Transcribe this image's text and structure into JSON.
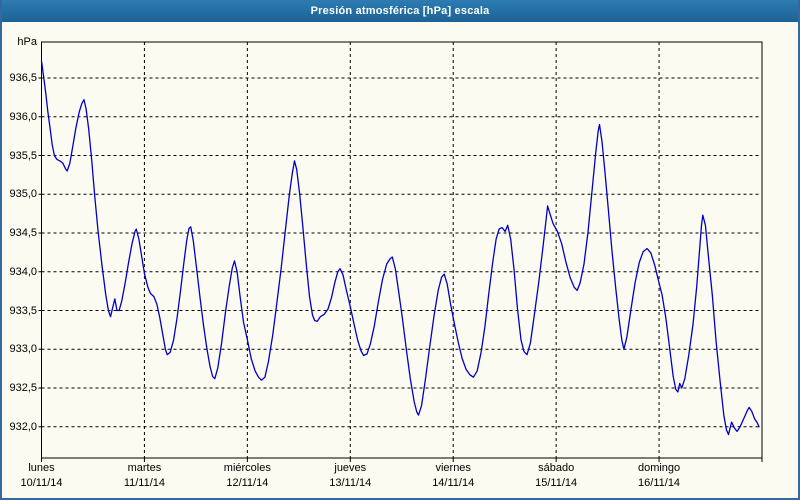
{
  "window": {
    "title": "Presión atmosférica [hPa] escala"
  },
  "colors": {
    "titlebar": "#236FA4",
    "title_text": "#FFFFFF",
    "frame_border": "#34689E",
    "background": "#FBFBF1",
    "plot_border": "#000000",
    "grid": "#000000",
    "line": "#0000C8"
  },
  "chart_data": {
    "type": "line",
    "title": "Presión atmosférica [hPa] escala",
    "ylabel": "hPa",
    "xlabel": "",
    "ylim": [
      931.6,
      937.0
    ],
    "x_range_hours": [
      0,
      168
    ],
    "grid": "dashed",
    "legend": "none",
    "yticks": [
      {
        "value": 936.5,
        "label": "936,5"
      },
      {
        "value": 936.0,
        "label": "936,0"
      },
      {
        "value": 935.5,
        "label": "935,5"
      },
      {
        "value": 935.0,
        "label": "935,0"
      },
      {
        "value": 934.5,
        "label": "934,5"
      },
      {
        "value": 934.0,
        "label": "934,0"
      },
      {
        "value": 933.5,
        "label": "933,5"
      },
      {
        "value": 933.0,
        "label": "933,0"
      },
      {
        "value": 932.5,
        "label": "932,5"
      },
      {
        "value": 932.0,
        "label": "932,0"
      }
    ],
    "xticks": [
      {
        "day": "lunes",
        "date": "10/11/14"
      },
      {
        "day": "martes",
        "date": "11/11/14"
      },
      {
        "day": "miércoles",
        "date": "12/11/14"
      },
      {
        "day": "jueves",
        "date": "13/11/14"
      },
      {
        "day": "viernes",
        "date": "14/11/14"
      },
      {
        "day": "sábado",
        "date": "15/11/14"
      },
      {
        "day": "domingo",
        "date": "16/11/14"
      }
    ],
    "series": [
      {
        "name": "Presión atmosférica [hPa]",
        "color": "#0000C8",
        "points": [
          [
            0,
            936.72
          ],
          [
            0.5,
            936.52
          ],
          [
            1,
            936.3
          ],
          [
            1.5,
            936.06
          ],
          [
            2,
            935.85
          ],
          [
            2.5,
            935.64
          ],
          [
            3,
            935.5
          ],
          [
            3.6,
            935.45
          ],
          [
            4.3,
            935.43
          ],
          [
            5,
            935.4
          ],
          [
            5.6,
            935.33
          ],
          [
            6,
            935.3
          ],
          [
            6.6,
            935.4
          ],
          [
            7.3,
            935.62
          ],
          [
            8,
            935.85
          ],
          [
            8.8,
            936.06
          ],
          [
            9.4,
            936.17
          ],
          [
            9.9,
            936.22
          ],
          [
            10.4,
            936.1
          ],
          [
            11,
            935.84
          ],
          [
            11.7,
            935.44
          ],
          [
            12.4,
            934.98
          ],
          [
            13.2,
            934.52
          ],
          [
            14.1,
            934.08
          ],
          [
            15,
            933.7
          ],
          [
            15.6,
            933.5
          ],
          [
            16.1,
            933.42
          ],
          [
            16.7,
            933.56
          ],
          [
            17.1,
            933.65
          ],
          [
            17.6,
            933.5
          ],
          [
            18.1,
            933.5
          ],
          [
            18.7,
            933.62
          ],
          [
            19.5,
            933.85
          ],
          [
            20.3,
            934.12
          ],
          [
            21.1,
            934.36
          ],
          [
            21.8,
            934.52
          ],
          [
            22.1,
            934.55
          ],
          [
            22.7,
            934.42
          ],
          [
            23.4,
            934.18
          ],
          [
            24,
            933.98
          ],
          [
            24.8,
            933.8
          ],
          [
            25.4,
            933.72
          ],
          [
            26.2,
            933.68
          ],
          [
            26.9,
            933.58
          ],
          [
            27.6,
            933.4
          ],
          [
            28.3,
            933.18
          ],
          [
            28.9,
            933.0
          ],
          [
            29.3,
            932.93
          ],
          [
            30,
            932.96
          ],
          [
            30.8,
            933.12
          ],
          [
            31.6,
            933.4
          ],
          [
            32.4,
            933.75
          ],
          [
            33.2,
            934.12
          ],
          [
            33.9,
            934.42
          ],
          [
            34.4,
            934.56
          ],
          [
            34.8,
            934.58
          ],
          [
            35.4,
            934.4
          ],
          [
            36.2,
            934.02
          ],
          [
            37,
            933.65
          ],
          [
            37.8,
            933.3
          ],
          [
            38.6,
            933.0
          ],
          [
            39.3,
            932.78
          ],
          [
            39.9,
            932.65
          ],
          [
            40.4,
            932.62
          ],
          [
            41.1,
            932.76
          ],
          [
            42,
            933.08
          ],
          [
            42.9,
            933.48
          ],
          [
            43.8,
            933.82
          ],
          [
            44.5,
            934.05
          ],
          [
            45,
            934.14
          ],
          [
            45.6,
            934.0
          ],
          [
            46.3,
            933.68
          ],
          [
            47.1,
            933.35
          ],
          [
            48,
            933.12
          ],
          [
            48.9,
            932.88
          ],
          [
            49.8,
            932.72
          ],
          [
            50.6,
            932.64
          ],
          [
            51.3,
            932.6
          ],
          [
            52.1,
            932.64
          ],
          [
            52.9,
            932.84
          ],
          [
            53.9,
            933.18
          ],
          [
            54.9,
            933.6
          ],
          [
            55.9,
            934.05
          ],
          [
            56.9,
            934.55
          ],
          [
            57.8,
            935.0
          ],
          [
            58.5,
            935.28
          ],
          [
            59,
            935.43
          ],
          [
            59.5,
            935.32
          ],
          [
            60.2,
            935.0
          ],
          [
            60.9,
            934.6
          ],
          [
            61.7,
            934.12
          ],
          [
            62.5,
            933.68
          ],
          [
            63.2,
            933.44
          ],
          [
            63.7,
            933.37
          ],
          [
            64.3,
            933.36
          ],
          [
            65,
            933.42
          ],
          [
            65.9,
            933.45
          ],
          [
            66.8,
            933.52
          ],
          [
            67.6,
            933.66
          ],
          [
            68.4,
            933.86
          ],
          [
            69.1,
            934.0
          ],
          [
            69.6,
            934.04
          ],
          [
            70.3,
            933.96
          ],
          [
            71.1,
            933.76
          ],
          [
            72,
            933.55
          ],
          [
            72.9,
            933.32
          ],
          [
            73.7,
            933.12
          ],
          [
            74.5,
            932.98
          ],
          [
            75.1,
            932.92
          ],
          [
            75.9,
            932.94
          ],
          [
            76.7,
            933.07
          ],
          [
            77.6,
            933.3
          ],
          [
            78.5,
            933.6
          ],
          [
            79.5,
            933.9
          ],
          [
            80.5,
            934.1
          ],
          [
            81.3,
            934.17
          ],
          [
            81.8,
            934.19
          ],
          [
            82.5,
            934.04
          ],
          [
            83.3,
            933.74
          ],
          [
            84.2,
            933.38
          ],
          [
            85.1,
            932.98
          ],
          [
            86,
            932.62
          ],
          [
            86.9,
            932.32
          ],
          [
            87.5,
            932.19
          ],
          [
            87.9,
            932.15
          ],
          [
            88.6,
            932.27
          ],
          [
            89.5,
            932.6
          ],
          [
            90.5,
            933.02
          ],
          [
            91.5,
            933.42
          ],
          [
            92.5,
            933.76
          ],
          [
            93.3,
            933.93
          ],
          [
            93.9,
            933.97
          ],
          [
            94.6,
            933.84
          ],
          [
            95.4,
            933.58
          ],
          [
            96.3,
            933.32
          ],
          [
            97.2,
            933.08
          ],
          [
            98.1,
            932.88
          ],
          [
            99,
            932.74
          ],
          [
            99.9,
            932.67
          ],
          [
            100.7,
            932.64
          ],
          [
            101.6,
            932.72
          ],
          [
            102.5,
            932.96
          ],
          [
            103.4,
            933.3
          ],
          [
            104.3,
            933.72
          ],
          [
            105.2,
            934.12
          ],
          [
            106,
            934.42
          ],
          [
            106.7,
            934.55
          ],
          [
            107.4,
            934.57
          ],
          [
            108.1,
            934.52
          ],
          [
            108.7,
            934.6
          ],
          [
            109.4,
            934.42
          ],
          [
            110.2,
            934.02
          ],
          [
            111,
            933.52
          ],
          [
            111.8,
            933.12
          ],
          [
            112.5,
            932.97
          ],
          [
            113.2,
            932.93
          ],
          [
            114,
            933.08
          ],
          [
            114.9,
            933.44
          ],
          [
            115.9,
            933.85
          ],
          [
            116.9,
            934.3
          ],
          [
            117.6,
            934.65
          ],
          [
            118,
            934.85
          ],
          [
            118.5,
            934.76
          ],
          [
            119.3,
            934.62
          ],
          [
            120.3,
            934.52
          ],
          [
            121.3,
            934.36
          ],
          [
            122.3,
            934.12
          ],
          [
            123.3,
            933.92
          ],
          [
            124.2,
            933.8
          ],
          [
            124.9,
            933.76
          ],
          [
            125.6,
            933.86
          ],
          [
            126.5,
            934.1
          ],
          [
            127.4,
            934.5
          ],
          [
            128.3,
            935.0
          ],
          [
            129.2,
            935.52
          ],
          [
            129.8,
            935.82
          ],
          [
            130.1,
            935.9
          ],
          [
            130.7,
            935.68
          ],
          [
            131.4,
            935.28
          ],
          [
            132.2,
            934.78
          ],
          [
            133,
            934.28
          ],
          [
            133.9,
            933.78
          ],
          [
            134.7,
            933.38
          ],
          [
            135.3,
            933.12
          ],
          [
            135.8,
            933.0
          ],
          [
            136.5,
            933.16
          ],
          [
            137.4,
            933.5
          ],
          [
            138.4,
            933.86
          ],
          [
            139.4,
            934.12
          ],
          [
            140.3,
            934.26
          ],
          [
            141.2,
            934.3
          ],
          [
            142.1,
            934.24
          ],
          [
            143,
            934.08
          ],
          [
            143.9,
            933.88
          ],
          [
            144.7,
            933.7
          ],
          [
            145.6,
            933.4
          ],
          [
            146.5,
            933.0
          ],
          [
            147.3,
            932.65
          ],
          [
            147.9,
            932.48
          ],
          [
            148.4,
            932.45
          ],
          [
            148.8,
            932.56
          ],
          [
            149.3,
            932.5
          ],
          [
            150,
            932.62
          ],
          [
            150.9,
            932.92
          ],
          [
            151.9,
            933.32
          ],
          [
            152.8,
            933.82
          ],
          [
            153.5,
            934.32
          ],
          [
            153.9,
            934.6
          ],
          [
            154.2,
            934.73
          ],
          [
            154.8,
            934.6
          ],
          [
            155.5,
            934.2
          ],
          [
            156.4,
            933.7
          ],
          [
            157.3,
            933.1
          ],
          [
            158.2,
            932.6
          ],
          [
            159.1,
            932.15
          ],
          [
            159.7,
            931.96
          ],
          [
            160.2,
            931.9
          ],
          [
            160.9,
            932.06
          ],
          [
            161.6,
            931.98
          ],
          [
            162.2,
            931.94
          ],
          [
            162.9,
            932.0
          ],
          [
            163.7,
            932.1
          ],
          [
            164.5,
            932.2
          ],
          [
            165,
            932.25
          ],
          [
            165.6,
            932.2
          ],
          [
            166.3,
            932.1
          ],
          [
            166.9,
            932.05
          ],
          [
            167.3,
            932.0
          ]
        ]
      }
    ]
  }
}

⁂

■ **OBJECTIVE**
Check each line of the records for the word "Presión", and show the lines that contain it.

■ **FINAL ANSWER**
    "title": "Presión atmosférica [hPa] escala"
    "title": "Presión atmosférica [hPa] escala",
        "name": "Presión atmosférica [hPa]",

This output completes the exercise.